### Exercise directions
Find the word "been" in the data. Return every line where it appears.
===============
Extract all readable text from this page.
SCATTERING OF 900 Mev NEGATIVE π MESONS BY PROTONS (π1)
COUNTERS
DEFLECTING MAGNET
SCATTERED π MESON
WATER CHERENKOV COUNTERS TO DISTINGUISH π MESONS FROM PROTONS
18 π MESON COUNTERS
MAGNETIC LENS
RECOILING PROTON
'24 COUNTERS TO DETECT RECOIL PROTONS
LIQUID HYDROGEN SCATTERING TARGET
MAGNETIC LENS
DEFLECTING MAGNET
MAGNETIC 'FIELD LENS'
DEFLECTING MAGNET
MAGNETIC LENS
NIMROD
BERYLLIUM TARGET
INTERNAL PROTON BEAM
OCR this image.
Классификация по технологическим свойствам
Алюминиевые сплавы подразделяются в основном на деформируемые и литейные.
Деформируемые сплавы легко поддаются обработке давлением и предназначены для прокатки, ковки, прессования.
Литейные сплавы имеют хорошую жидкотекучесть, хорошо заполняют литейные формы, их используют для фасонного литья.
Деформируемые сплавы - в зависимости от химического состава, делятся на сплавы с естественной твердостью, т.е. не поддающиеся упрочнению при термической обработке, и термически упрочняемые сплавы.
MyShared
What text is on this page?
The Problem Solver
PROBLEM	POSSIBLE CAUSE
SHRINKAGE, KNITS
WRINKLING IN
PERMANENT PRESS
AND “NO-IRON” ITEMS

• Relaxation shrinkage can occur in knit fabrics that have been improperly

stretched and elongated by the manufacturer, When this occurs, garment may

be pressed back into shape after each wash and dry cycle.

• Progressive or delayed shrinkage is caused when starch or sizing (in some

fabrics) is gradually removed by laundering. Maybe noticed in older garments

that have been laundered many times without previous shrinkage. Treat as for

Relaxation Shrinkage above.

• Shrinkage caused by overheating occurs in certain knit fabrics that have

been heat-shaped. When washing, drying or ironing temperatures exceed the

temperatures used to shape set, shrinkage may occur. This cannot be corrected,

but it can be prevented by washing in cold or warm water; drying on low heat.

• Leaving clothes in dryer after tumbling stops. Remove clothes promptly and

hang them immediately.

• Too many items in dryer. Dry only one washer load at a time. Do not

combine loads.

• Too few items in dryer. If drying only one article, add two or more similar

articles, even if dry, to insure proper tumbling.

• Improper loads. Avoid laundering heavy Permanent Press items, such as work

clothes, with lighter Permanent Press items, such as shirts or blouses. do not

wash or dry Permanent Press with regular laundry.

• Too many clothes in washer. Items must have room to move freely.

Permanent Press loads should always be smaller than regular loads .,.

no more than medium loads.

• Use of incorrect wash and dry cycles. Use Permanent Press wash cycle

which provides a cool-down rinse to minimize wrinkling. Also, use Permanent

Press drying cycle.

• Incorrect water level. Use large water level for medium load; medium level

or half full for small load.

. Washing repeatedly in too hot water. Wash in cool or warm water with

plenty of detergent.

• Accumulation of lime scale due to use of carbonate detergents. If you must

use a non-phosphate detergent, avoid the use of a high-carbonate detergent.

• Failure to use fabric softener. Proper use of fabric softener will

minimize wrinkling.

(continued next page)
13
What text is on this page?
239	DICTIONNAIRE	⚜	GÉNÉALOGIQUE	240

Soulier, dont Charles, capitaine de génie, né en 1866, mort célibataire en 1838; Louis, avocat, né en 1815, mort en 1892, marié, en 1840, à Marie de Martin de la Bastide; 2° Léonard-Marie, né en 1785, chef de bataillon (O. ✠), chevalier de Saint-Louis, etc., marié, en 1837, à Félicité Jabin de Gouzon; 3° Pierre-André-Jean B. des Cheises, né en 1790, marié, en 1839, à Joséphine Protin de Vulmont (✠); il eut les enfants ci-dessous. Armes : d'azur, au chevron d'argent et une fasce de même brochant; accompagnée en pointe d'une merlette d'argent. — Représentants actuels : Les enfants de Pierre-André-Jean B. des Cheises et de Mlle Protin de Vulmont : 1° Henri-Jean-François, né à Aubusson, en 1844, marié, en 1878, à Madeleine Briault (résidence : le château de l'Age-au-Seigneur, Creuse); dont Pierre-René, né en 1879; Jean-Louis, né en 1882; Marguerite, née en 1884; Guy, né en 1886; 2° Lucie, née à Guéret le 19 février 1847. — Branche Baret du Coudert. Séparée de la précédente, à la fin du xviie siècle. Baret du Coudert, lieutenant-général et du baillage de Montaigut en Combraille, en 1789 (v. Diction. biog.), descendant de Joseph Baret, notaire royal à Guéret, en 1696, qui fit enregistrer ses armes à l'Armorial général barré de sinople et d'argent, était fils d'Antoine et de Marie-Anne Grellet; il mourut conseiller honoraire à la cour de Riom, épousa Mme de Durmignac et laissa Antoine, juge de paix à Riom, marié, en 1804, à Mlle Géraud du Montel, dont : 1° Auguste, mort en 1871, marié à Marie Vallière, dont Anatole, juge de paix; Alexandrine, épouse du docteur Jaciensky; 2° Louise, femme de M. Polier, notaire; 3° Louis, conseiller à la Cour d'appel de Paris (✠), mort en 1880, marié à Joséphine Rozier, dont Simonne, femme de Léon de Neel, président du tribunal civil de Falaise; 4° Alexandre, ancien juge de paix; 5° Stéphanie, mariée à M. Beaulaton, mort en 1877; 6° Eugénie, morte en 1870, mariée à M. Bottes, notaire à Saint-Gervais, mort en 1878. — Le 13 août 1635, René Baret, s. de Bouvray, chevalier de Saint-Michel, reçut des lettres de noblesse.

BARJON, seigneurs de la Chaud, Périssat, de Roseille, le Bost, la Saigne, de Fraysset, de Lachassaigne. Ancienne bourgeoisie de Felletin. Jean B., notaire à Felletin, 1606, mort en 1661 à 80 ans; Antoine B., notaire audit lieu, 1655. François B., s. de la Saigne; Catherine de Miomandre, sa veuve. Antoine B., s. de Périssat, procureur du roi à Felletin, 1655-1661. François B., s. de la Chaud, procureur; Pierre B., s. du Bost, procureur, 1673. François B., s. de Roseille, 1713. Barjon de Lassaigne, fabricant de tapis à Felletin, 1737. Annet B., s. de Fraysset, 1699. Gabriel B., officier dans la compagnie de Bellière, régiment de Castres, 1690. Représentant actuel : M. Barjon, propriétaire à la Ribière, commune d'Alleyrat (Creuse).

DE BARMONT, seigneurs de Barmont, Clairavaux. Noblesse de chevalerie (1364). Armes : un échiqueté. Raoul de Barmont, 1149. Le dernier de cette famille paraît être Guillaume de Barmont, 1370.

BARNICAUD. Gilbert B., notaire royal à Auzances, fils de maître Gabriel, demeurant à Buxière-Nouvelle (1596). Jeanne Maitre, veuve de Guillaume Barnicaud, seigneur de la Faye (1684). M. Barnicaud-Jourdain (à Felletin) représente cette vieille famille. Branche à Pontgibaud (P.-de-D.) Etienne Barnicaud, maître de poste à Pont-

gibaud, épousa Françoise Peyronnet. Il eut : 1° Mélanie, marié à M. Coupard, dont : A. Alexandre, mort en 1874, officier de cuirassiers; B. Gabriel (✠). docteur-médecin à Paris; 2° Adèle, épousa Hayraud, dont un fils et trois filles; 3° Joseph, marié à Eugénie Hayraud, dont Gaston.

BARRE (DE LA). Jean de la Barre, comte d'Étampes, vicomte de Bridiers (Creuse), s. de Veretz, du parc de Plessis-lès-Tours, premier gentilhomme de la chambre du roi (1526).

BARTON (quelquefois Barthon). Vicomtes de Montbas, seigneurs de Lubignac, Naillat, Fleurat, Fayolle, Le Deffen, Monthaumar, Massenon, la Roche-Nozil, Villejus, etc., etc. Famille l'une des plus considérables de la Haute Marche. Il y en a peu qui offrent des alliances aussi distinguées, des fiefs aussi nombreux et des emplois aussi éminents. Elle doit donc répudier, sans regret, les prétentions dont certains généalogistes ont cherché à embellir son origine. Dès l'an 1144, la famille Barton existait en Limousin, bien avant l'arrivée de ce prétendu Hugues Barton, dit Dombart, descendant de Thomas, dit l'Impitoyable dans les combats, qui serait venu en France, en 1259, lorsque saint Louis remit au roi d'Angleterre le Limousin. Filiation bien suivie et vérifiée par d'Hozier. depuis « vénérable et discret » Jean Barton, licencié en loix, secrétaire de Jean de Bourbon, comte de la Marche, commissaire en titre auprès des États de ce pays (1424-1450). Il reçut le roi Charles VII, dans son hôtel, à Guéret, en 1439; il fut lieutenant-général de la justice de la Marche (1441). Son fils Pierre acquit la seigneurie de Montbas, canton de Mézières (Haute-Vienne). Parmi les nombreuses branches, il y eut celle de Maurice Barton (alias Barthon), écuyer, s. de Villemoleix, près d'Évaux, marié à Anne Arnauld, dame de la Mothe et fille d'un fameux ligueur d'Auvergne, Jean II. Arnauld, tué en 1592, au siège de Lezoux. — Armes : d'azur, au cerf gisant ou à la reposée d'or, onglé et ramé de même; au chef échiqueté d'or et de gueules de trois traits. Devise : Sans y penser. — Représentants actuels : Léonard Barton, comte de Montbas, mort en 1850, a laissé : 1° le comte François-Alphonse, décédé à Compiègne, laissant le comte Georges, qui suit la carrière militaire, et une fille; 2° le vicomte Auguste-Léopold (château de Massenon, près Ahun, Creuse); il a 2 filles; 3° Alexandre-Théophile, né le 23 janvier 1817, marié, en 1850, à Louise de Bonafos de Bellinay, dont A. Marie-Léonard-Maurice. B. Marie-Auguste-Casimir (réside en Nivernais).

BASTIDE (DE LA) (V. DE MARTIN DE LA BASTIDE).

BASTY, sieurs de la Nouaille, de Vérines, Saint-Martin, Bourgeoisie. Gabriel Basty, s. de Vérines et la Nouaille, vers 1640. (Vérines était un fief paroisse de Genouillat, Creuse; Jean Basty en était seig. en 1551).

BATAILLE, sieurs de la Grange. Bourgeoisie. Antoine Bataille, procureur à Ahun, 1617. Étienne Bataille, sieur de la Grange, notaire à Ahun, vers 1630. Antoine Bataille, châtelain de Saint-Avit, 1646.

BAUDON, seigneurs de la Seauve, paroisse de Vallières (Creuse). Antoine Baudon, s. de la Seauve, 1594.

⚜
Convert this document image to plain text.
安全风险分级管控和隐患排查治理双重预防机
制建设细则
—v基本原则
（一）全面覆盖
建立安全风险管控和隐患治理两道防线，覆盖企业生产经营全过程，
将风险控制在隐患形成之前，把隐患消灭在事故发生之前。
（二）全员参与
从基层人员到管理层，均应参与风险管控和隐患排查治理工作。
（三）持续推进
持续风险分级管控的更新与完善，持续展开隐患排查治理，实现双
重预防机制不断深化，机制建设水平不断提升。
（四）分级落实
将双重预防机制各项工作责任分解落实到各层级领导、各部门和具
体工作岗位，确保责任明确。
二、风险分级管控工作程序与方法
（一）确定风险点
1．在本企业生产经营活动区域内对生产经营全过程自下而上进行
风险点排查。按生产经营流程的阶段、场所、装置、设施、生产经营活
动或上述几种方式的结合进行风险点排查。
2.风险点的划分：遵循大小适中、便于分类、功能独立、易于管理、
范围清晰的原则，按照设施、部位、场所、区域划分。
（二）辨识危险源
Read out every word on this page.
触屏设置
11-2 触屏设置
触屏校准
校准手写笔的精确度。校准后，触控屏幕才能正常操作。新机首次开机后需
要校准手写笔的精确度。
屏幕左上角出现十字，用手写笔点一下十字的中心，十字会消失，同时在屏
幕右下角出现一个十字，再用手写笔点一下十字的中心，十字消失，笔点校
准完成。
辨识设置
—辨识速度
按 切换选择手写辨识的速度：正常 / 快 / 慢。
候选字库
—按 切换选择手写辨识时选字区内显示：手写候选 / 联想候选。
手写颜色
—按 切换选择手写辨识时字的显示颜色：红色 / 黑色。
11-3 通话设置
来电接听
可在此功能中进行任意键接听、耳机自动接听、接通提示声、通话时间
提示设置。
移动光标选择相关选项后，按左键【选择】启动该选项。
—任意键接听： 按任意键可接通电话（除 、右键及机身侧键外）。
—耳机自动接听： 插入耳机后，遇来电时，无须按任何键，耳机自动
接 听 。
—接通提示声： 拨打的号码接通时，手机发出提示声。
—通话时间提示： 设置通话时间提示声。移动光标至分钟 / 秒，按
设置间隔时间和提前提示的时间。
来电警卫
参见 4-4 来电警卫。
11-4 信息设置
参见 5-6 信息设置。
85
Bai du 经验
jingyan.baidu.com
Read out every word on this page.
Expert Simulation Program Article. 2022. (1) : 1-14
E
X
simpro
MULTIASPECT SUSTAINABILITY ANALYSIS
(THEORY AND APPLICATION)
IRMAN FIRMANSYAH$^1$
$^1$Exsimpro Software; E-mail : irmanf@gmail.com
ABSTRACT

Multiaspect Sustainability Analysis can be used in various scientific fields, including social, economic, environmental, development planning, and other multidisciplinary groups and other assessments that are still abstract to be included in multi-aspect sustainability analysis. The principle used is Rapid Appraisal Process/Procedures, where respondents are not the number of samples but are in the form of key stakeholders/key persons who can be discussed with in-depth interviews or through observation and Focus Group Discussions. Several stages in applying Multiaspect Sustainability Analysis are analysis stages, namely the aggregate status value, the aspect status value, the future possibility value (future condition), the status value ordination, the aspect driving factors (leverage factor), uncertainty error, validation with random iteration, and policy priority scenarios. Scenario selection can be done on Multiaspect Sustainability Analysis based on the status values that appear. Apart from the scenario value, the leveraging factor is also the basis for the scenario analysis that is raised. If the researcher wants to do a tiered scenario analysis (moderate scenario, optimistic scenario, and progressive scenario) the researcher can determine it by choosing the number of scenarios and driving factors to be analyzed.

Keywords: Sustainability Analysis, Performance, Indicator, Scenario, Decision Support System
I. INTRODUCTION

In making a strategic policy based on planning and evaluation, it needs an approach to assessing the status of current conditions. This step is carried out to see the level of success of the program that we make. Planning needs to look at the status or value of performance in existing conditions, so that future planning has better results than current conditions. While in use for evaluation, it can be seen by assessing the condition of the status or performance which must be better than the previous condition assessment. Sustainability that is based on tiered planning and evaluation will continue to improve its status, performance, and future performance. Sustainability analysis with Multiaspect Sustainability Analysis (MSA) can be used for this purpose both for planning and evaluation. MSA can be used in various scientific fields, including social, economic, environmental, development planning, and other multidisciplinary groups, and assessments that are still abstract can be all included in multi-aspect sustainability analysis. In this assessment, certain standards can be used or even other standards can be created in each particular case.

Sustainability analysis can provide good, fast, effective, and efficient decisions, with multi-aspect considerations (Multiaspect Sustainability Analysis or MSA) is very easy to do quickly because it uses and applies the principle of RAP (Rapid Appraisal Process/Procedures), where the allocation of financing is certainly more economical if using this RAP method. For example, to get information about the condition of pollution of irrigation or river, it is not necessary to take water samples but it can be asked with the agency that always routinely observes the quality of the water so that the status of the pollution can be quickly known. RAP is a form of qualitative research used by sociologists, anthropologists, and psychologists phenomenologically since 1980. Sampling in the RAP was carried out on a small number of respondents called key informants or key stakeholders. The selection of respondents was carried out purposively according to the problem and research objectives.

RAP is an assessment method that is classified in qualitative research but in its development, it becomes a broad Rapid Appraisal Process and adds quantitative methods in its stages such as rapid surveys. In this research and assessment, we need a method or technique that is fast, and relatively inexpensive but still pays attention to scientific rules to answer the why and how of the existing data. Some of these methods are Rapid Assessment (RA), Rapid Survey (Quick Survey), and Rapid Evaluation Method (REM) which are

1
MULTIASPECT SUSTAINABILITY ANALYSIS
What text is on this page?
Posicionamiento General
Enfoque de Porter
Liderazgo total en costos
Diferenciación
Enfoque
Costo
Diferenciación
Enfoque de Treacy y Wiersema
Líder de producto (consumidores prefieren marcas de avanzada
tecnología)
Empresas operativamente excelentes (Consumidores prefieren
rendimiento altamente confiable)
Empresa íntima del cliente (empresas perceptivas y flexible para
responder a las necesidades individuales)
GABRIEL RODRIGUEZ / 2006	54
===============
### Correct answer
• Relaxation shrinkage can occur in knit fabrics that have been improperly
that have been laundered many times without previous shrinkage. Treat as for
been heat-shaped. When washing, drying or ironing temperatures exceed the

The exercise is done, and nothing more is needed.